[START OF RECORDED DATA]

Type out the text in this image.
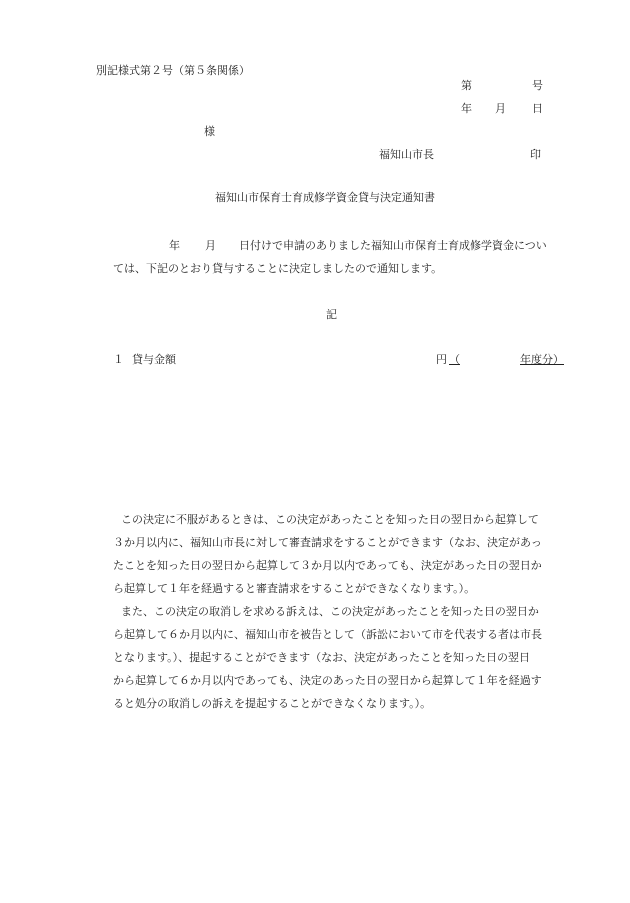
別記様式第２号（第５条関係）
第	号
年 月 日
様
福知山市長	印
福知山市保育士育成修学資金貸与決定通知書
年 月 日付けで申請のありました福知山市保育士育成修学資金につい
ては、下記のとおり貸与することに決定しましたので通知します。
記
１ 貸与金額	円 （	年度分）
この決定に不服があるときは、この決定があったことを知った日の翌日から起算して
３か月以内に、福知山市長に対して審査請求をすることができます（なお、決定があっ
たことを知った日の翌日から起算して３か月以内であっても、決定があった日の翌日か
ら起算して１年を経過すると審査請求をすることができなくなります。）。
また、この決定の取消しを求める訴えは、この決定があったことを知った日の翌日か
ら起算して６か月以内に、福知山市を被告として（訴訟において市を代表する者は市長
となります。）、提起することができます（なお、決定があったことを知った日の翌日
から起算して６か月以内であっても、決定のあった日の翌日から起算して１年を経過す
ると処分の取消しの訴えを提起することができなくなります。）。
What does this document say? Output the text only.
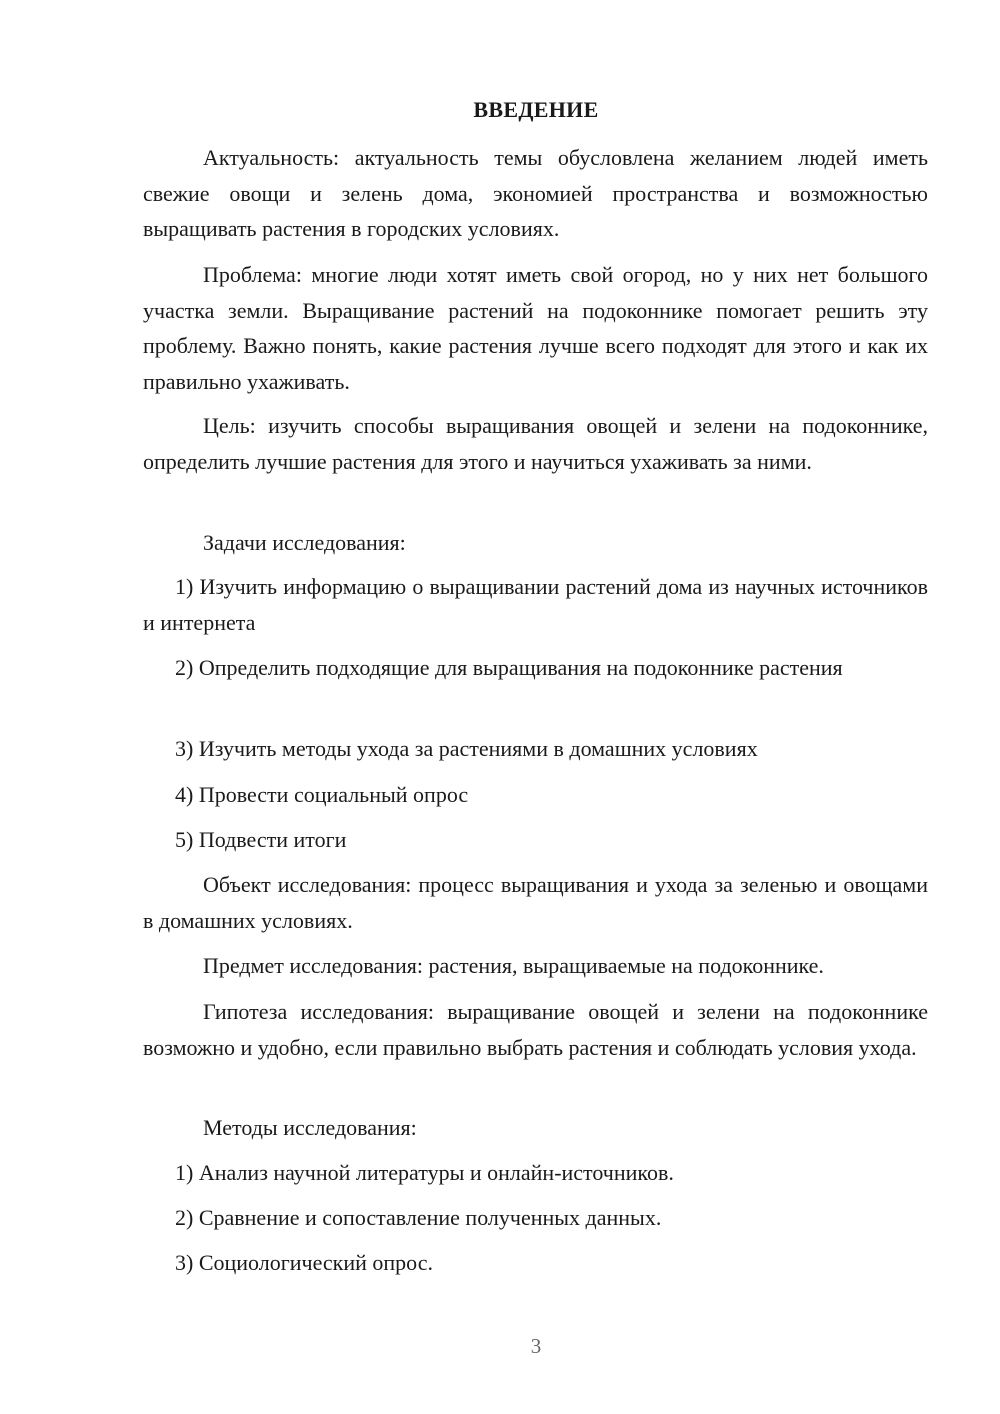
ВВЕДЕНИЕ

Актуальность: актуальность темы обусловлена желанием людей иметь свежие овощи и зелень дома, экономией пространства и возможностью выращивать растения в городских условиях.

Проблема: многие люди хотят иметь свой огород, но у них нет большого участка земли. Выращивание растений на подоконнике помогает решить эту проблему. Важно понять, какие растения лучше всего подходят для этого и как их правильно ухаживать.

Цель: изучить способы выращивания овощей и зелени на подоконнике, определить лучшие растения для этого и научиться ухаживать за ними.

Задачи исследования:

1) Изучить информацию о выращивании растений дома из научных источников и интернета

2) Определить подходящие для выращивания на подоконнике растения

3) Изучить методы ухода за растениями в домашних условиях

4) Провести социальный опрос

5) Подвести итоги

Объект исследования: процесс выращивания и ухода за зеленью и овощами в домашних условиях.

Предмет исследования: растения, выращиваемые на подоконнике.

Гипотеза исследования: выращивание овощей и зелени на подоконнике возможно и удобно, если правильно выбрать растения и соблюдать условия ухода.

Методы исследования:

1) Анализ научной литературы и онлайн-источников.

2) Сравнение и сопоставление полученных данных.

3) Социологический опрос.

3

[END OF RECORDED DATA]

SHORT PROBLEM: Write every record out again exactly; no pictures belong in the copy.

PROBLEM SOLUTION:
Type out the text in this image.
別記様式第２号（第５条関係）
第	号
年 月 日
様
福知山市長	印
福知山市保育士育成修学資金貸与決定通知書
年 月 日付けで申請のありました福知山市保育士育成修学資金につい
ては、下記のとおり貸与することに決定しましたので通知します。
記
１ 貸与金額	円 （	年度分）
この決定に不服があるときは、この決定があったことを知った日の翌日から起算して
３か月以内に、福知山市長に対して審査請求をすることができます（なお、決定があっ
たことを知った日の翌日から起算して３か月以内であっても、決定があった日の翌日か
ら起算して１年を経過すると審査請求をすることができなくなります。）。
また、この決定の取消しを求める訴えは、この決定があったことを知った日の翌日か
ら起算して６か月以内に、福知山市を被告として（訴訟において市を代表する者は市長
となります。）、提起することができます（なお、決定があったことを知った日の翌日
から起算して６か月以内であっても、決定のあった日の翌日から起算して１年を経過す
ると処分の取消しの訴えを提起することができなくなります。）。
What does this document say? Output the text only.
ВВЕДЕНИЕ

Актуальность: актуальность темы обусловлена желанием людей иметь свежие овощи и зелень дома, экономией пространства и возможностью выращивать растения в городских условиях.

Проблема: многие люди хотят иметь свой огород, но у них нет большого участка земли. Выращивание растений на подоконнике помогает решить эту проблему. Важно понять, какие растения лучше всего подходят для этого и как их правильно ухаживать.

Цель: изучить способы выращивания овощей и зелени на подоконнике, определить лучшие растения для этого и научиться ухаживать за ними.

Задачи исследования:

1) Изучить информацию о выращивании растений дома из научных источников и интернета

2) Определить подходящие для выращивания на подоконнике растения

3) Изучить методы ухода за растениями в домашних условиях

4) Провести социальный опрос

5) Подвести итоги

Объект исследования: процесс выращивания и ухода за зеленью и овощами в домашних условиях.

Предмет исследования: растения, выращиваемые на подоконнике.

Гипотеза исследования: выращивание овощей и зелени на подоконнике возможно и удобно, если правильно выбрать растения и соблюдать условия ухода.

Методы исследования:

1) Анализ научной литературы и онлайн-источников.

2) Сравнение и сопоставление полученных данных.

3) Социологический опрос.

3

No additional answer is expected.